--- Begin Provided material ---

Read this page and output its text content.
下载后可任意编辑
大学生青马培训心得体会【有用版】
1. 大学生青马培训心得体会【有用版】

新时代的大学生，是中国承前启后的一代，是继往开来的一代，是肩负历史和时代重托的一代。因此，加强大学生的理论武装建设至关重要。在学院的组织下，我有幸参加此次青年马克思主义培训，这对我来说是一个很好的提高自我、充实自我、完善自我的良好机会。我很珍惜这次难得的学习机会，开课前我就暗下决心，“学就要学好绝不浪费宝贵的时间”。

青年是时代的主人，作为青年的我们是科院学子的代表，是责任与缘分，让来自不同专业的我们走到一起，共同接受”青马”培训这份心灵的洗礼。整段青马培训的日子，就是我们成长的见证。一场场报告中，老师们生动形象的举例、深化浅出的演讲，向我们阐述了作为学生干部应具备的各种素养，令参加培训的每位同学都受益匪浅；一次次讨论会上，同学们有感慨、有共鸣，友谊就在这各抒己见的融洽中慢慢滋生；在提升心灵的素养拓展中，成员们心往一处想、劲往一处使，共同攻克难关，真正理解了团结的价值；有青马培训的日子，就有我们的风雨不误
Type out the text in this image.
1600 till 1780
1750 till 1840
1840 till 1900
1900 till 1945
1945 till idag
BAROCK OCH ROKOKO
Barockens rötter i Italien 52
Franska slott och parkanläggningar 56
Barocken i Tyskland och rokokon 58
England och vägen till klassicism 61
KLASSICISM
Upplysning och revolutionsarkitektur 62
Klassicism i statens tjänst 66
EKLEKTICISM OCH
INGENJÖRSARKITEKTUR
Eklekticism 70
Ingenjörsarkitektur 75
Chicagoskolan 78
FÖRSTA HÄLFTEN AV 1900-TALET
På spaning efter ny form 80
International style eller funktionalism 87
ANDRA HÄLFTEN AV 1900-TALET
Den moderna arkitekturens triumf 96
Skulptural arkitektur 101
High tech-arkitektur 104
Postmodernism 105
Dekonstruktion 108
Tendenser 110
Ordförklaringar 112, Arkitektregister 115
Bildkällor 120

--- End Provided material ---

◆ **Brief**:
Every record should be given again exactly.

◆ **Solution to this task**:
Read this page and output its text content.
下载后可任意编辑
大学生青马培训心得体会【有用版】
1. 大学生青马培训心得体会【有用版】

新时代的大学生，是中国承前启后的一代，是继往开来的一代，是肩负历史和时代重托的一代。因此，加强大学生的理论武装建设至关重要。在学院的组织下，我有幸参加此次青年马克思主义培训，这对我来说是一个很好的提高自我、充实自我、完善自我的良好机会。我很珍惜这次难得的学习机会，开课前我就暗下决心，“学就要学好绝不浪费宝贵的时间”。

青年是时代的主人，作为青年的我们是科院学子的代表，是责任与缘分，让来自不同专业的我们走到一起，共同接受”青马”培训这份心灵的洗礼。整段青马培训的日子，就是我们成长的见证。一场场报告中，老师们生动形象的举例、深化浅出的演讲，向我们阐述了作为学生干部应具备的各种素养，令参加培训的每位同学都受益匪浅；一次次讨论会上，同学们有感慨、有共鸣，友谊就在这各抒己见的融洽中慢慢滋生；在提升心灵的素养拓展中，成员们心往一处想、劲往一处使，共同攻克难关，真正理解了团结的价值；有青马培训的日子，就有我们的风雨不误
Type out the text in this image.
1600 till 1780
1750 till 1840
1840 till 1900
1900 till 1945
1945 till idag
BAROCK OCH ROKOKO
Barockens rötter i Italien 52
Franska slott och parkanläggningar 56
Barocken i Tyskland och rokokon 58
England och vägen till klassicism 61
KLASSICISM
Upplysning och revolutionsarkitektur 62
Klassicism i statens tjänst 66
EKLEKTICISM OCH
INGENJÖRSARKITEKTUR
Eklekticism 70
Ingenjörsarkitektur 75
Chicagoskolan 78
FÖRSTA HÄLFTEN AV 1900-TALET
På spaning efter ny form 80
International style eller funktionalism 87
ANDRA HÄLFTEN AV 1900-TALET
Den moderna arkitekturens triumf 96
Skulptural arkitektur 101
High tech-arkitektur 104
Postmodernism 105
Dekonstruktion 108
Tendenser 110
Ordförklaringar 112, Arkitektregister 115
Bildkällor 120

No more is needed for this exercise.